— Begin —

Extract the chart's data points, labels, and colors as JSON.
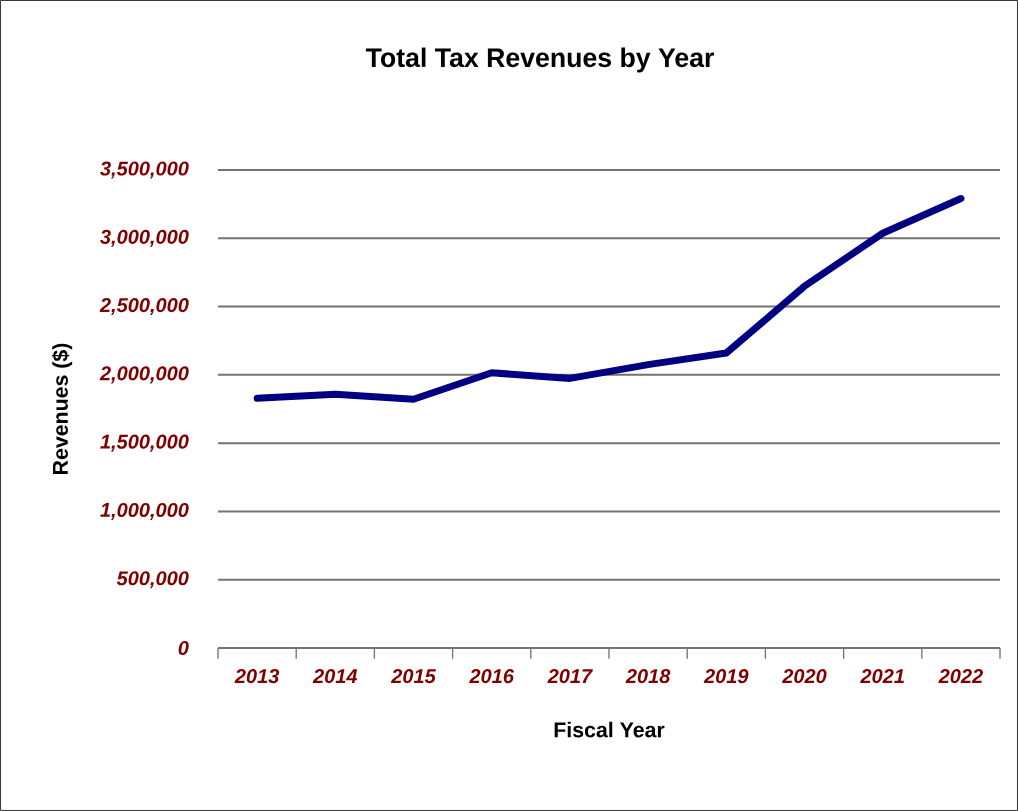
{
  "chart_data": {
    "type": "line",
    "title": "Total Tax Revenues by Year",
    "xlabel": "Fiscal Year",
    "ylabel": "Revenues ($)",
    "categories": [
      "2013",
      "2014",
      "2015",
      "2016",
      "2017",
      "2018",
      "2019",
      "2020",
      "2021",
      "2022"
    ],
    "series": [
      {
        "color": "#000080",
        "values": [
          1828000,
          1858000,
          1821000,
          2015000,
          1974000,
          2075000,
          2160000,
          2649000,
          3037000,
          3291000
        ]
      }
    ],
    "ylim": [
      0,
      3500000
    ],
    "yticks": [
      0,
      {
        "value": 500000,
        "label": "500,000"
      },
      {
        "value": 1000000,
        "label": "1,000,000"
      },
      {
        "value": 1500000,
        "label": "1,500,000"
      },
      {
        "value": 2000000,
        "label": "2,000,000"
      },
      {
        "value": 2500000,
        "label": "2,500,000"
      },
      {
        "value": 3000000,
        "label": "3,000,000"
      },
      {
        "value": 3500000,
        "label": "3,500,000"
      }
    ],
    "grid": "y",
    "line_style": "solid",
    "marker": "none"
  }
}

— End —

PROBLEM REQUIREMENTS =>
Report the number of lines in the listing above that include the word "Revenues", and nothing else.

CORRECT ANSWER =>
2